#### Work to be completed
Exactly as written, repeat all of the records below.

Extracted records
[Start of section]
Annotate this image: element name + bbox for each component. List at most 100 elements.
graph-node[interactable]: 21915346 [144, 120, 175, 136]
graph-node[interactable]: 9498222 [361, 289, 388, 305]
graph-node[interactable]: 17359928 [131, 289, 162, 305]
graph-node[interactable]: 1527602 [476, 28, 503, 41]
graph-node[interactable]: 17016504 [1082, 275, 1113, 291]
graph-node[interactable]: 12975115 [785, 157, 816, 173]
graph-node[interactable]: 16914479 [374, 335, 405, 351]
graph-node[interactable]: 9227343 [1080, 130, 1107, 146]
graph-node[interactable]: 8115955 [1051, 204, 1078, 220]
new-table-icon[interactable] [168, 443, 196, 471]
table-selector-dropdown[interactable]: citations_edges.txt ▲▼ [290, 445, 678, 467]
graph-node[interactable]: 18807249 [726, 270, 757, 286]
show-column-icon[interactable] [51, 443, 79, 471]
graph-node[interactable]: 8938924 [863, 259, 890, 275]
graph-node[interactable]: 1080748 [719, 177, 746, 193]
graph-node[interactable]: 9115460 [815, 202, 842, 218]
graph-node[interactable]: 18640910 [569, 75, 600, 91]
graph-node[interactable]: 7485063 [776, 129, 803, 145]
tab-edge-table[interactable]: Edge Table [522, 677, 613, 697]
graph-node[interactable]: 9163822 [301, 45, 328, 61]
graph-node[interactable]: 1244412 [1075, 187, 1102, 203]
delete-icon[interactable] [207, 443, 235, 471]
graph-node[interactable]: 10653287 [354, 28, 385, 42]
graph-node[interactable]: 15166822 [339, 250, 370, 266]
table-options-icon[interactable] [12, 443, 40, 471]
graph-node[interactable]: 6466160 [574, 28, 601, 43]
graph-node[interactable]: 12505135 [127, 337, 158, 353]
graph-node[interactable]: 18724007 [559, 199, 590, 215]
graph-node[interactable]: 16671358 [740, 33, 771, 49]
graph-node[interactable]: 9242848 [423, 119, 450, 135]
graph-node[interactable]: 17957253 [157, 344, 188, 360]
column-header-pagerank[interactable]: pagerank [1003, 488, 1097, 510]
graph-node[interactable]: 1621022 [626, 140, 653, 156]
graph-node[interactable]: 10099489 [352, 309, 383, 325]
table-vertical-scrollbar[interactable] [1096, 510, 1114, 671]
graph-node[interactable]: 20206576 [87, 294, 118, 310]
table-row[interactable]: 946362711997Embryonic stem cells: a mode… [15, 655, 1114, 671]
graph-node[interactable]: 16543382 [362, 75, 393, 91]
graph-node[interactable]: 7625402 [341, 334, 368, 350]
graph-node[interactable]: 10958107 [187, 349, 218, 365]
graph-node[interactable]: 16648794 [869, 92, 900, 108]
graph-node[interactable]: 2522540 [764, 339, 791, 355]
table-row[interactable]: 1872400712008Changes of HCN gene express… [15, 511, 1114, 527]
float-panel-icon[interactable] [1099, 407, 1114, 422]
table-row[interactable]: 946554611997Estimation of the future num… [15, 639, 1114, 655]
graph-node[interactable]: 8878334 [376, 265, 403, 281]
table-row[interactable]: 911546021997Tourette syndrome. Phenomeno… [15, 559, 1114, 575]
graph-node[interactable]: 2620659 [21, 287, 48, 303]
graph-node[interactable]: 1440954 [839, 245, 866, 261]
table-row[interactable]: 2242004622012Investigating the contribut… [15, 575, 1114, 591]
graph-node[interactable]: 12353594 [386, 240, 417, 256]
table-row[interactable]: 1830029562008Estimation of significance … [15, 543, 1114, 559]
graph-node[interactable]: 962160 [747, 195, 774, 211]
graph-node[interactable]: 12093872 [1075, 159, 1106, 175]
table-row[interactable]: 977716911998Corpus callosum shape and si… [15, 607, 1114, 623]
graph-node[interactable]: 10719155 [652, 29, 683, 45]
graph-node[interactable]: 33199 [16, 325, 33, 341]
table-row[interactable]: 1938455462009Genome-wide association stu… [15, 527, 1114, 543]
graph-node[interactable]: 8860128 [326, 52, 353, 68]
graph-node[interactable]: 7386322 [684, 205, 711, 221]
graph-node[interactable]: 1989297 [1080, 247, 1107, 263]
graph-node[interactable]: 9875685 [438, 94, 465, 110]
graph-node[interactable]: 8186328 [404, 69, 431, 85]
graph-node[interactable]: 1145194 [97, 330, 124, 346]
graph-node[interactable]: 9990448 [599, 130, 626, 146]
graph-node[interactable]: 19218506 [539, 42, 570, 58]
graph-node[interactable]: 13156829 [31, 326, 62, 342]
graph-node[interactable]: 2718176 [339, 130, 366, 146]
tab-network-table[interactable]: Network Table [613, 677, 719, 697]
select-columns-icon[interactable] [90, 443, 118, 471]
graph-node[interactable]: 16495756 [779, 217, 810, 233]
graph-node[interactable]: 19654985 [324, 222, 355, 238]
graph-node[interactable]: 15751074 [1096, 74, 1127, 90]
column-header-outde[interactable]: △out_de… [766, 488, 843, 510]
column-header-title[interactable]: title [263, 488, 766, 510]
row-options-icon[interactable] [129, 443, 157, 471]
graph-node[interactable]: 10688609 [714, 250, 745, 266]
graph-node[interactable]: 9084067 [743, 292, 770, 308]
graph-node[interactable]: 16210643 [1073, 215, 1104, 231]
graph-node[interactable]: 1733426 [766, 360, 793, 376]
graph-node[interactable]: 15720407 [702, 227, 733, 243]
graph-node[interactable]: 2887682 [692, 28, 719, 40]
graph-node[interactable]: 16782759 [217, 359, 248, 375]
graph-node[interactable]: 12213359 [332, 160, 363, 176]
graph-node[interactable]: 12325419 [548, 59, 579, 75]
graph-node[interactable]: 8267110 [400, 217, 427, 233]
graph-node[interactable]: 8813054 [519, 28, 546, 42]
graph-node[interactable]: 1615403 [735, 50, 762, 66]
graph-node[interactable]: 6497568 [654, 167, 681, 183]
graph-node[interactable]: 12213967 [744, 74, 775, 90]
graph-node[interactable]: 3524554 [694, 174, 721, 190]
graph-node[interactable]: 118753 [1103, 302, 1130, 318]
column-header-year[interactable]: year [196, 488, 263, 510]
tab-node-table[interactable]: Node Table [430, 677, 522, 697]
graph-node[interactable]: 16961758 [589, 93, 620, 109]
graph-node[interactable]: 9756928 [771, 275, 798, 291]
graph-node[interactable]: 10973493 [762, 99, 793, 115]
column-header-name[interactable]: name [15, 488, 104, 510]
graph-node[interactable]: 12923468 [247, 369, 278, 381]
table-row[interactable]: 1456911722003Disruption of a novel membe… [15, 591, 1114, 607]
[End of section]
#### Result of the exercise
Annotate this image: element name + bbox for each component. List at most 100 elements.
graph-node[interactable]: 21915346 [144, 120, 175, 136]
graph-node[interactable]: 9498222 [361, 289, 388, 305]
graph-node[interactable]: 17359928 [131, 289, 162, 305]
graph-node[interactable]: 1527602 [476, 28, 503, 41]
graph-node[interactable]: 17016504 [1082, 275, 1113, 291]
graph-node[interactable]: 12975115 [785, 157, 816, 173]
graph-node[interactable]: 16914479 [374, 335, 405, 351]
graph-node[interactable]: 9227343 [1080, 130, 1107, 146]
graph-node[interactable]: 8115955 [1051, 204, 1078, 220]
new-table-icon[interactable] [168, 443, 196, 471]
table-selector-dropdown[interactable]: citations_edges.txt ▲▼ [290, 445, 678, 467]
graph-node[interactable]: 18807249 [726, 270, 757, 286]
show-column-icon[interactable] [51, 443, 79, 471]
graph-node[interactable]: 8938924 [863, 259, 890, 275]
graph-node[interactable]: 1080748 [719, 177, 746, 193]
graph-node[interactable]: 9115460 [815, 202, 842, 218]
graph-node[interactable]: 18640910 [569, 75, 600, 91]
graph-node[interactable]: 7485063 [776, 129, 803, 145]
tab-edge-table[interactable]: Edge Table [522, 677, 613, 697]
graph-node[interactable]: 9163822 [301, 45, 328, 61]
graph-node[interactable]: 1244412 [1075, 187, 1102, 203]
delete-icon[interactable] [207, 443, 235, 471]
graph-node[interactable]: 10653287 [354, 28, 385, 42]
graph-node[interactable]: 15166822 [339, 250, 370, 266]
table-options-icon[interactable] [12, 443, 40, 471]
graph-node[interactable]: 6466160 [574, 28, 601, 43]
graph-node[interactable]: 12505135 [127, 337, 158, 353]
graph-node[interactable]: 18724007 [559, 199, 590, 215]
graph-node[interactable]: 16671358 [740, 33, 771, 49]
graph-node[interactable]: 9242848 [423, 119, 450, 135]
graph-node[interactable]: 17957253 [157, 344, 188, 360]
column-header-pagerank[interactable]: pagerank [1003, 488, 1097, 510]
graph-node[interactable]: 1621022 [626, 140, 653, 156]
graph-node[interactable]: 10099489 [352, 309, 383, 325]
table-vertical-scrollbar[interactable] [1096, 510, 1114, 671]
graph-node[interactable]: 20206576 [87, 294, 118, 310]
table-row[interactable]: 946362711997Embryonic stem cells: a mode… [15, 655, 1114, 671]
graph-node[interactable]: 16543382 [362, 75, 393, 91]
graph-node[interactable]: 7625402 [341, 334, 368, 350]
graph-node[interactable]: 10958107 [187, 349, 218, 365]
graph-node[interactable]: 16648794 [869, 92, 900, 108]
graph-node[interactable]: 2522540 [764, 339, 791, 355]
table-row[interactable]: 1872400712008Changes of HCN gene express… [15, 511, 1114, 527]
float-panel-icon[interactable] [1099, 407, 1114, 422]
table-row[interactable]: 946554611997Estimation of the future num… [15, 639, 1114, 655]
graph-node[interactable]: 8878334 [376, 265, 403, 281]
table-row[interactable]: 911546021997Tourette syndrome. Phenomeno… [15, 559, 1114, 575]
graph-node[interactable]: 2620659 [21, 287, 48, 303]
graph-node[interactable]: 1440954 [839, 245, 866, 261]
table-row[interactable]: 2242004622012Investigating the contribut… [15, 575, 1114, 591]
graph-node[interactable]: 12353594 [386, 240, 417, 256]
table-row[interactable]: 1830029562008Estimation of significance … [15, 543, 1114, 559]
graph-node[interactable]: 962160 [747, 195, 774, 211]
graph-node[interactable]: 12093872 [1075, 159, 1106, 175]
table-row[interactable]: 977716911998Corpus callosum shape and si… [15, 607, 1114, 623]
graph-node[interactable]: 10719155 [652, 29, 683, 45]
graph-node[interactable]: 33199 [16, 325, 33, 341]
table-row[interactable]: 1938455462009Genome-wide association stu… [15, 527, 1114, 543]
graph-node[interactable]: 8860128 [326, 52, 353, 68]
graph-node[interactable]: 7386322 [684, 205, 711, 221]
graph-node[interactable]: 1989297 [1080, 247, 1107, 263]
graph-node[interactable]: 9875685 [438, 94, 465, 110]
graph-node[interactable]: 8186328 [404, 69, 431, 85]
graph-node[interactable]: 1145194 [97, 330, 124, 346]
graph-node[interactable]: 9990448 [599, 130, 626, 146]
graph-node[interactable]: 19218506 [539, 42, 570, 58]
graph-node[interactable]: 13156829 [31, 326, 62, 342]
graph-node[interactable]: 2718176 [339, 130, 366, 146]
tab-network-table[interactable]: Network Table [613, 677, 719, 697]
select-columns-icon[interactable] [90, 443, 118, 471]
graph-node[interactable]: 16495756 [779, 217, 810, 233]
graph-node[interactable]: 19654985 [324, 222, 355, 238]
graph-node[interactable]: 15751074 [1096, 74, 1127, 90]
column-header-outde[interactable]: △out_de… [766, 488, 843, 510]
column-header-title[interactable]: title [263, 488, 766, 510]
row-options-icon[interactable] [129, 443, 157, 471]
graph-node[interactable]: 10688609 [714, 250, 745, 266]
graph-node[interactable]: 9084067 [743, 292, 770, 308]
graph-node[interactable]: 16210643 [1073, 215, 1104, 231]
graph-node[interactable]: 1733426 [766, 360, 793, 376]
graph-node[interactable]: 15720407 [702, 227, 733, 243]
graph-node[interactable]: 2887682 [692, 28, 719, 40]
graph-node[interactable]: 16782759 [217, 359, 248, 375]
graph-node[interactable]: 12213359 [332, 160, 363, 176]
graph-node[interactable]: 12325419 [548, 59, 579, 75]
graph-node[interactable]: 8267110 [400, 217, 427, 233]
graph-node[interactable]: 8813054 [519, 28, 546, 42]
graph-node[interactable]: 1615403 [735, 50, 762, 66]
graph-node[interactable]: 6497568 [654, 167, 681, 183]
graph-node[interactable]: 12213967 [744, 74, 775, 90]
graph-node[interactable]: 3524554 [694, 174, 721, 190]
graph-node[interactable]: 118753 [1103, 302, 1130, 318]
column-header-year[interactable]: year [196, 488, 263, 510]
tab-node-table[interactable]: Node Table [430, 677, 522, 697]
graph-node[interactable]: 16961758 [589, 93, 620, 109]
graph-node[interactable]: 9756928 [771, 275, 798, 291]
graph-node[interactable]: 10973493 [762, 99, 793, 115]
column-header-name[interactable]: name [15, 488, 104, 510]
graph-node[interactable]: 12923468 [247, 369, 278, 381]
table-row[interactable]: 1456911722003Disruption of a novel membe… [15, 591, 1114, 607]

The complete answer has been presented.